__Aim of the task__. Transcribe all the records exactly and omit any images they hold.

╭─ Provided entries

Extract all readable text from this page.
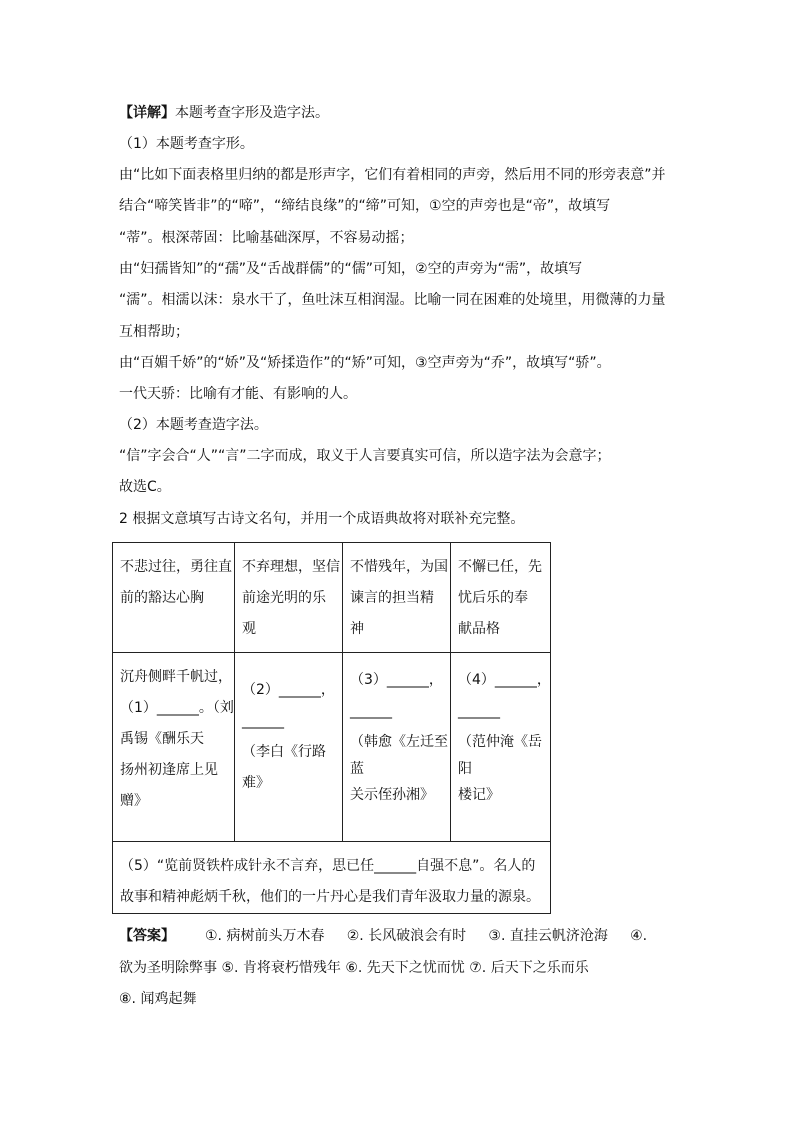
【详解】本题考查字形及造字法。
（1）本题考查字形。
由“比如下面表格里归纳的都是形声字，它们有着相同的声旁，然后用不同的形旁表意”并
结合“啼笑皆非”的“啼”，“缔结良缘”的“缔”可知，①空的声旁也是“帝”，故填写
“蒂”。根深蒂固：比喻基础深厚，不容易动摇；
由“妇孺皆知”的“孺”及“舌战群儒”的“儒”可知，②空的声旁为“需”，故填写
“濡”。相濡以沫：泉水干了，鱼吐沫互相润湿。比喻一同在困难的处境里，用微薄的力量
互相帮助；
由“百媚千娇”的“娇”及“矫揉造作”的“矫”可知，③空声旁为“乔”，故填写“骄”。
一代天骄：比喻有才能、有影响的人。
（2）本题考查造字法。
“信”字会合“人”“言”二字而成，取义于人言要真实可信，所以造字法为会意字；
故选C。
2 根据文意填写古诗文名句，并用一个成语典故将对联补充完整。
不悲过往，勇往直
前的豁达心胸	不弃理想，坚信
前途光明的乐
观	不惜残年，为国
谏言的担当精
神	不懈已任，先
忧后乐的奉
献品格

沉舟侧畔千帆过，
（1）______。（刘
禹锡《酬乐天
扬州初逢席上见
赠》	（2）______，
______
（李白《行路
难》	（3）______，
______
（韩愈《左迁至
蓝
关示侄孙湘》	（4）______，
______
（范仲淹《岳
阳
楼记》

（5）“览前贤铁杵成针永不言弃，思已任______自强不息”。名人的
故事和精神彪炳千秋，他们的一片丹心是我们青年汲取力量的源泉。			
【答案】 ①. 病树前头万木春     ②. 长风破浪会有时     ③. 直挂云帆济沧海     ④.
欲为圣明除弊事 ⑤. 肯将衰朽惜残年 ⑥. 先天下之忧而忧 ⑦. 后天下之乐而乐
⑧. 闻鸡起舞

╰─

__Output of the exercise__.
Extract all readable text from this page.
【详解】本题考查字形及造字法。
（1）本题考查字形。
由“比如下面表格里归纳的都是形声字，它们有着相同的声旁，然后用不同的形旁表意”并
结合“啼笑皆非”的“啼”，“缔结良缘”的“缔”可知，①空的声旁也是“帝”，故填写
“蒂”。根深蒂固：比喻基础深厚，不容易动摇；
由“妇孺皆知”的“孺”及“舌战群儒”的“儒”可知，②空的声旁为“需”，故填写
“濡”。相濡以沫：泉水干了，鱼吐沫互相润湿。比喻一同在困难的处境里，用微薄的力量
互相帮助；
由“百媚千娇”的“娇”及“矫揉造作”的“矫”可知，③空声旁为“乔”，故填写“骄”。
一代天骄：比喻有才能、有影响的人。
（2）本题考查造字法。
“信”字会合“人”“言”二字而成，取义于人言要真实可信，所以造字法为会意字；
故选C。
2 根据文意填写古诗文名句，并用一个成语典故将对联补充完整。
不悲过往，勇往直
前的豁达心胸	不弃理想，坚信
前途光明的乐
观	不惜残年，为国
谏言的担当精
神	不懈已任，先
忧后乐的奉
献品格

沉舟侧畔千帆过，
（1）______。（刘
禹锡《酬乐天
扬州初逢席上见
赠》	（2）______，
______
（李白《行路
难》	（3）______，
______
（韩愈《左迁至
蓝
关示侄孙湘》	（4）______，
______
（范仲淹《岳
阳
楼记》

（5）“览前贤铁杵成针永不言弃，思已任______自强不息”。名人的
故事和精神彪炳千秋，他们的一片丹心是我们青年汲取力量的源泉。			
【答案】 ①. 病树前头万木春     ②. 长风破浪会有时     ③. 直挂云帆济沧海     ④.
欲为圣明除弊事 ⑤. 肯将衰朽惜残年 ⑥. 先天下之忧而忧 ⑦. 后天下之乐而乐
⑧. 闻鸡起舞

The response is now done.